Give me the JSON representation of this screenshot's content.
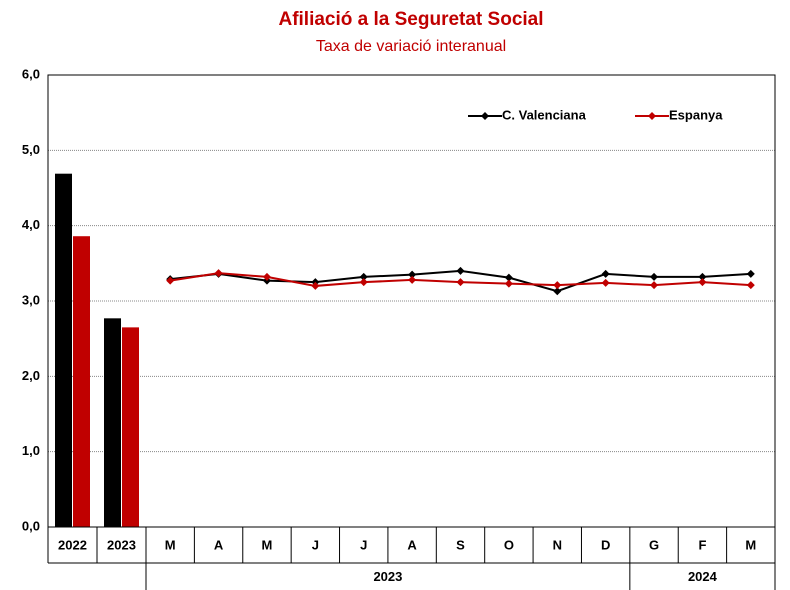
{
  "chart_data": {
    "type": "bar+line",
    "title": "Afiliació a la Seguretat Social",
    "subtitle": "Taxa de variació interanual",
    "bar_categories": [
      "2022",
      "2023"
    ],
    "groups": [
      {
        "label": "2023",
        "categories": [
          "M",
          "A",
          "M",
          "J",
          "J",
          "A",
          "S",
          "O",
          "N",
          "D"
        ]
      },
      {
        "label": "2024",
        "categories": [
          "G",
          "F",
          "M"
        ]
      }
    ],
    "series": [
      {
        "name": "C. Valenciana",
        "color": "#000000",
        "bar_values": [
          4.69,
          2.77
        ],
        "values": [
          3.29,
          3.36,
          3.27,
          3.25,
          3.32,
          3.35,
          3.4,
          3.31,
          3.13,
          3.36,
          3.32,
          3.32,
          3.36
        ]
      },
      {
        "name": "Espanya",
        "color": "#c00000",
        "bar_values": [
          3.86,
          2.65
        ],
        "values": [
          3.27,
          3.37,
          3.32,
          3.2,
          3.25,
          3.28,
          3.25,
          3.23,
          3.21,
          3.24,
          3.21,
          3.25,
          3.21
        ]
      }
    ],
    "ylim": [
      0,
      6
    ],
    "yticks": [
      {
        "value": 0,
        "label": "0,0"
      },
      {
        "value": 1,
        "label": "1,0"
      },
      {
        "value": 2,
        "label": "2,0"
      },
      {
        "value": 3,
        "label": "3,0"
      },
      {
        "value": 4,
        "label": "4,0"
      },
      {
        "value": 5,
        "label": "5,0"
      },
      {
        "value": 6,
        "label": "6,0"
      }
    ],
    "grid": true,
    "legend": "top-right"
  }
}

◇ ◇ ◇ ◇

▶ [DESCRIPTION OF THE TASK]: Would you return the data exactly as written, without the pictures?

▶ [COMPLETE ANSWER]:
Give me the JSON representation of this screenshot's content.
{
  "chart_data": {
    "type": "bar+line",
    "title": "Afiliació a la Seguretat Social",
    "subtitle": "Taxa de variació interanual",
    "bar_categories": [
      "2022",
      "2023"
    ],
    "groups": [
      {
        "label": "2023",
        "categories": [
          "M",
          "A",
          "M",
          "J",
          "J",
          "A",
          "S",
          "O",
          "N",
          "D"
        ]
      },
      {
        "label": "2024",
        "categories": [
          "G",
          "F",
          "M"
        ]
      }
    ],
    "series": [
      {
        "name": "C. Valenciana",
        "color": "#000000",
        "bar_values": [
          4.69,
          2.77
        ],
        "values": [
          3.29,
          3.36,
          3.27,
          3.25,
          3.32,
          3.35,
          3.4,
          3.31,
          3.13,
          3.36,
          3.32,
          3.32,
          3.36
        ]
      },
      {
        "name": "Espanya",
        "color": "#c00000",
        "bar_values": [
          3.86,
          2.65
        ],
        "values": [
          3.27,
          3.37,
          3.32,
          3.2,
          3.25,
          3.28,
          3.25,
          3.23,
          3.21,
          3.24,
          3.21,
          3.25,
          3.21
        ]
      }
    ],
    "ylim": [
      0,
      6
    ],
    "yticks": [
      {
        "value": 0,
        "label": "0,0"
      },
      {
        "value": 1,
        "label": "1,0"
      },
      {
        "value": 2,
        "label": "2,0"
      },
      {
        "value": 3,
        "label": "3,0"
      },
      {
        "value": 4,
        "label": "4,0"
      },
      {
        "value": 5,
        "label": "5,0"
      },
      {
        "value": 6,
        "label": "6,0"
      }
    ],
    "grid": true,
    "legend": "top-right"
  }
}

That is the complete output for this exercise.